— Start Dataset extract —
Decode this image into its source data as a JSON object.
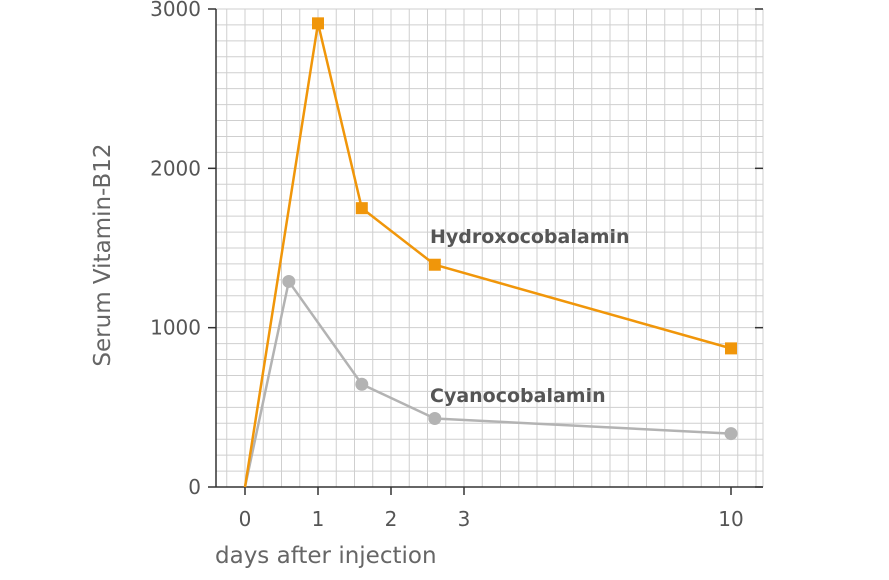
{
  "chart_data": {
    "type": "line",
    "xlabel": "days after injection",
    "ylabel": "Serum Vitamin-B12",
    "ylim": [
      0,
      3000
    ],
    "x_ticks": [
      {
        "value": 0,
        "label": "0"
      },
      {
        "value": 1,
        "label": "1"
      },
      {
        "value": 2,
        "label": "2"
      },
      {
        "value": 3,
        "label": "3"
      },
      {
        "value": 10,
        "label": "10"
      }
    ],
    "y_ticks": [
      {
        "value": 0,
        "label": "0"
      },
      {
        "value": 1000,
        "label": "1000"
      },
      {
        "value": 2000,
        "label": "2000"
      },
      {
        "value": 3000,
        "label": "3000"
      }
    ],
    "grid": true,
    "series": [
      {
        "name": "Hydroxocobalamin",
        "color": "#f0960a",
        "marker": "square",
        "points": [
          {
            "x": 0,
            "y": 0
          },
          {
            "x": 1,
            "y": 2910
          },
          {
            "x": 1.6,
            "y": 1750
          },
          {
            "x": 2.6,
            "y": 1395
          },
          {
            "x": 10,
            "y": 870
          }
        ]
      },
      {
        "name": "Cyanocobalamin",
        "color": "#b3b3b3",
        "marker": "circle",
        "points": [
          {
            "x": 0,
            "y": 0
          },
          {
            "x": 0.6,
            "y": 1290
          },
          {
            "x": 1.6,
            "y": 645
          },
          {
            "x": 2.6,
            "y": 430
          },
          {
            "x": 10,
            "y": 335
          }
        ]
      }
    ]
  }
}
— End Dataset extract —
— Start Dataset extract —
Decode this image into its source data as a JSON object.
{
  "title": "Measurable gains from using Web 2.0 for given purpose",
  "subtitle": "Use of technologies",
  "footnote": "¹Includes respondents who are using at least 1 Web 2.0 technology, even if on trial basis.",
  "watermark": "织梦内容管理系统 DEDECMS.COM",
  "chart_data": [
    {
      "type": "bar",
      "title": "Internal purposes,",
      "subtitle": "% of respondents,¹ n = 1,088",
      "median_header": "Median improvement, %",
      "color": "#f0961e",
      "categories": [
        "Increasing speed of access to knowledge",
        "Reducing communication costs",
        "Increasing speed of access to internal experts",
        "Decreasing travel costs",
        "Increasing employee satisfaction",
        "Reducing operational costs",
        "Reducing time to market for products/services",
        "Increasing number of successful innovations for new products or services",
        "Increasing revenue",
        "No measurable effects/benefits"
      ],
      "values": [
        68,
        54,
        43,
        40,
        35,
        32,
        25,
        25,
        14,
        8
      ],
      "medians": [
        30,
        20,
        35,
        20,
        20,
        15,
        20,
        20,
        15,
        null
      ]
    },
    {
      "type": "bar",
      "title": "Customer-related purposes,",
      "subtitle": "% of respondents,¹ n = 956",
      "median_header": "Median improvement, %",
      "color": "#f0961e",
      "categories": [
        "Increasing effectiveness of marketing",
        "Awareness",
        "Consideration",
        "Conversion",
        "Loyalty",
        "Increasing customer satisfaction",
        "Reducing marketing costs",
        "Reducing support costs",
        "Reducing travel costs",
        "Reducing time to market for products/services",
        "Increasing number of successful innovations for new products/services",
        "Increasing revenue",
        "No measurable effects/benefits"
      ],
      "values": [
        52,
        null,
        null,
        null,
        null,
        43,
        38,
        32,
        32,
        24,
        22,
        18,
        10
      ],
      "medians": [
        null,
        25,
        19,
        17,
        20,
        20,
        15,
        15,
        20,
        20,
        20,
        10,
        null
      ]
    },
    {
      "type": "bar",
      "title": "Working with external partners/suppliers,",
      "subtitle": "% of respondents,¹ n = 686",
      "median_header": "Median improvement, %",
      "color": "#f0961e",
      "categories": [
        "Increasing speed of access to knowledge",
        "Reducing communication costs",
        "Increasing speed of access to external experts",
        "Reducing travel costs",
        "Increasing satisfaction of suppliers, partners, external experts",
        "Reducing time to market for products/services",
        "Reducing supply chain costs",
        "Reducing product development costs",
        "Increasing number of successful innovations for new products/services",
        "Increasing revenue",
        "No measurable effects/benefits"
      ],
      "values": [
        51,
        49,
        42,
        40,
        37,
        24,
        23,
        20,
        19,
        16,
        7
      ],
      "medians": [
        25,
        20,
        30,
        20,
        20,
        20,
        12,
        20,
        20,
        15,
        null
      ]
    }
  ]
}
— End Dataset extract —
— Start Dataset extract —
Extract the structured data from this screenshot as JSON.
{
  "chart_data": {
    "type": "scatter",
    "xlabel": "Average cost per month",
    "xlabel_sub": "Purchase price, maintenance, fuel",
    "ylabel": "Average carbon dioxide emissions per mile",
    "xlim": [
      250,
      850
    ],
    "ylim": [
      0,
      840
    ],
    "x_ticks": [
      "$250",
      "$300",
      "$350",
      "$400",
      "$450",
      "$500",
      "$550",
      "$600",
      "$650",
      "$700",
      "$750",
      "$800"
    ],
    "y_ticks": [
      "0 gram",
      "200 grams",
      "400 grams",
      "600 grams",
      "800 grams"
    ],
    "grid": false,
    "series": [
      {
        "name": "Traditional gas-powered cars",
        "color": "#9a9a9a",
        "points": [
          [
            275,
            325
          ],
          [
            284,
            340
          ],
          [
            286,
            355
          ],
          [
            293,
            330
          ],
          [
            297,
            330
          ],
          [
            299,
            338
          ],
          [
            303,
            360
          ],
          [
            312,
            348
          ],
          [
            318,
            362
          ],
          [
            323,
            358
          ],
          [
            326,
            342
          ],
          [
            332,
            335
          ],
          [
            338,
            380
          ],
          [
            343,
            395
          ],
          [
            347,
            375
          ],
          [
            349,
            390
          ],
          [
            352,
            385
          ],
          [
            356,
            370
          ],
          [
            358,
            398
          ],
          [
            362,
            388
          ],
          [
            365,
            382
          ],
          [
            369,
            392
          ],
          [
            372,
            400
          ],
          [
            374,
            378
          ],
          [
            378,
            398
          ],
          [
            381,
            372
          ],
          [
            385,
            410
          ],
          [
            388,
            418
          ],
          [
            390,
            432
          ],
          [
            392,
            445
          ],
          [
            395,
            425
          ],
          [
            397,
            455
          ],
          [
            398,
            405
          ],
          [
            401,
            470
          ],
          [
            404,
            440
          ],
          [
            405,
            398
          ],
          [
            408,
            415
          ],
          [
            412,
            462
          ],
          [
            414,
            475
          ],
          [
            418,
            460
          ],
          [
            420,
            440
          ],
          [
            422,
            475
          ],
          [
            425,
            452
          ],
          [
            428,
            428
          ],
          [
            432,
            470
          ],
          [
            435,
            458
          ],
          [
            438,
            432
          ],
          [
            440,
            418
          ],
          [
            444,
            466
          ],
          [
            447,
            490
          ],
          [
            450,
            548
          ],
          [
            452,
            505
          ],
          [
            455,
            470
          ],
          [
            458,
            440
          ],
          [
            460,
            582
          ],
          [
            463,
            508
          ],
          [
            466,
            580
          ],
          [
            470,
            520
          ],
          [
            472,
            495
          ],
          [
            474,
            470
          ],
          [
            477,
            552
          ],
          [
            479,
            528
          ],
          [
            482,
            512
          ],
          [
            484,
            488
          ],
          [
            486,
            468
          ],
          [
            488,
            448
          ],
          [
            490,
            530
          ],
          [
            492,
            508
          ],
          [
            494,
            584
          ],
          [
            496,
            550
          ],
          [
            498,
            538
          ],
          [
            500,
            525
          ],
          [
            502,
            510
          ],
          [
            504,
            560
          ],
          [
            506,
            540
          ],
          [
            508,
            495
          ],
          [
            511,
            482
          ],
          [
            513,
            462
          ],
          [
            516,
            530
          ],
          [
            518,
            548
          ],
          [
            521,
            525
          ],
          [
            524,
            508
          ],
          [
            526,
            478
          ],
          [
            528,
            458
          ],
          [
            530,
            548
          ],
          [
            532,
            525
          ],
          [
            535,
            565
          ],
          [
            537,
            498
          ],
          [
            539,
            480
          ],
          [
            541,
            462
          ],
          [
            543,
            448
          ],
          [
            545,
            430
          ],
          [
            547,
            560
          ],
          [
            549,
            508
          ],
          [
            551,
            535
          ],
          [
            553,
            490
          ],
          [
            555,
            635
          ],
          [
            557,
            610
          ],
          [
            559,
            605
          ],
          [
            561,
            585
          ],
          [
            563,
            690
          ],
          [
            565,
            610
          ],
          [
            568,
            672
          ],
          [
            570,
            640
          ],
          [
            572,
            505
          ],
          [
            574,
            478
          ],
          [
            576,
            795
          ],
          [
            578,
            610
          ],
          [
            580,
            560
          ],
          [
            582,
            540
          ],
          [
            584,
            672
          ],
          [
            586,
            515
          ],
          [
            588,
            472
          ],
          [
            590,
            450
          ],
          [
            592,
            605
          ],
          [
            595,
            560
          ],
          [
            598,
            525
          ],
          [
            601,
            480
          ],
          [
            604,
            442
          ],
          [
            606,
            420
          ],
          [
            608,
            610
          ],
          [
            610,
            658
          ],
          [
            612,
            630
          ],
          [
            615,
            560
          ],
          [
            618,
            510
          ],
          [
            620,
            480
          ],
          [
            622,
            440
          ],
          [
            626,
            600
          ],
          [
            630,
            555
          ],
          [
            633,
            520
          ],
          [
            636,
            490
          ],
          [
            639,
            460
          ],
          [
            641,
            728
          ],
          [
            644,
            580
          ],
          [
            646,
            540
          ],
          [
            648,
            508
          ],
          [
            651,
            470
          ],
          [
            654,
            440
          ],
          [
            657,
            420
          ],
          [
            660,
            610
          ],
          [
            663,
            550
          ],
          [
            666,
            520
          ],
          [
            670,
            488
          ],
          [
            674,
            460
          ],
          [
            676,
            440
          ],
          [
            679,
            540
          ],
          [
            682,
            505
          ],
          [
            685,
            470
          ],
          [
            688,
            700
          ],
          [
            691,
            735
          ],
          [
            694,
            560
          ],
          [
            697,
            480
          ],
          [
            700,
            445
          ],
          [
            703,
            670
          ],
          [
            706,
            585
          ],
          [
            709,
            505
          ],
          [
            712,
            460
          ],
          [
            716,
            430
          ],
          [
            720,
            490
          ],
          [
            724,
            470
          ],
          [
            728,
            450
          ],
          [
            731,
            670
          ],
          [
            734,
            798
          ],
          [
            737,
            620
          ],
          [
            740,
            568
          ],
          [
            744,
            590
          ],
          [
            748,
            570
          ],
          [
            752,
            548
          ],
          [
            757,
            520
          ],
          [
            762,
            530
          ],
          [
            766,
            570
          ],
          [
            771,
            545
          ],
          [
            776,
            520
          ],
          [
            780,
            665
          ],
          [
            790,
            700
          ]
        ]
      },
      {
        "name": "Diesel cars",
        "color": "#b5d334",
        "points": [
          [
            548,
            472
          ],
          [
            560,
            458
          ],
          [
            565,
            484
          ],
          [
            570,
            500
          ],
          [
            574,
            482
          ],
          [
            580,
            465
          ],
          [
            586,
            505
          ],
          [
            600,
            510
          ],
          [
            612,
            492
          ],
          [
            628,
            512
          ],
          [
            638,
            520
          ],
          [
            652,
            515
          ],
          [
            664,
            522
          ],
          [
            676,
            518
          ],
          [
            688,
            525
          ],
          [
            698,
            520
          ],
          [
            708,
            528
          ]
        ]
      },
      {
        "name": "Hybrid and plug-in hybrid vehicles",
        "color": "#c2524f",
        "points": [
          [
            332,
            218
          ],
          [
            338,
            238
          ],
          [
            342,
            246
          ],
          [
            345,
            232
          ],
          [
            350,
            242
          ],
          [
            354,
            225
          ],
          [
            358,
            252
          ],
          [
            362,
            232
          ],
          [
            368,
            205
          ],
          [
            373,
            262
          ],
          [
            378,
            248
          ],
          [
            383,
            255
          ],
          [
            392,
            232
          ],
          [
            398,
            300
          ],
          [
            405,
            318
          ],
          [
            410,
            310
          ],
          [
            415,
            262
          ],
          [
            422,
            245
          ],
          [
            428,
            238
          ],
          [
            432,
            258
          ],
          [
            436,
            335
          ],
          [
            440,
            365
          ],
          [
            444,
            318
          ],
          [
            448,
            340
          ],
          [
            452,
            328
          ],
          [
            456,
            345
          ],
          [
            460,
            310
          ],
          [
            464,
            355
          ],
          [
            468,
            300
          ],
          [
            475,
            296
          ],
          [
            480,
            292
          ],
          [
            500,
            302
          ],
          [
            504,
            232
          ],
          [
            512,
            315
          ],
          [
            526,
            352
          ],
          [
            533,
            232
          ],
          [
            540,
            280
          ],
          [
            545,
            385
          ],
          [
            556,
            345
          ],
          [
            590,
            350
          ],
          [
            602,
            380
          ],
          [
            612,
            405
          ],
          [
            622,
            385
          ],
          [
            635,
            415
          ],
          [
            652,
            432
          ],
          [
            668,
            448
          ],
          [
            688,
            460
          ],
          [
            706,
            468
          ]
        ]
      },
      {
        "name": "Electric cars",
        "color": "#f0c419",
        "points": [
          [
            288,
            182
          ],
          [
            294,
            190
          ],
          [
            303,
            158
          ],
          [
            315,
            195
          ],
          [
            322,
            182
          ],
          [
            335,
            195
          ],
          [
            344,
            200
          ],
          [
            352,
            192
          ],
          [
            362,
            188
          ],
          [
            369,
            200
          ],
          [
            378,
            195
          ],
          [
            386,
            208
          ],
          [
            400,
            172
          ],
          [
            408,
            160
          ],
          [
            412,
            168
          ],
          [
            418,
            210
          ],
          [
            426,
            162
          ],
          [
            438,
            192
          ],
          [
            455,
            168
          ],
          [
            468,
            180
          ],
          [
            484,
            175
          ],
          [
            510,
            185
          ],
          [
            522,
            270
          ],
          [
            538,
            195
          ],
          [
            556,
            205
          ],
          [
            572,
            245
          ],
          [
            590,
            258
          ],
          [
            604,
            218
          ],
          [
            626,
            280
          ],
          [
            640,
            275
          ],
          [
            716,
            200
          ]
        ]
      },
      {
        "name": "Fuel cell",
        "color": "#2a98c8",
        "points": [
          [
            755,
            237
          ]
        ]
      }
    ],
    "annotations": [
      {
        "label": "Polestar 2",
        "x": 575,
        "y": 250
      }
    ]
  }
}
— End Dataset extract —
Task objective
Every line that holds the string "subtitle" should be returned.

Answer
  "subtitle": "Use of technologies",
      "subtitle": "% of respondents,¹ n = 1,088",
      "subtitle": "% of respondents,¹ n = 956",
      "subtitle": "% of respondents,¹ n = 686",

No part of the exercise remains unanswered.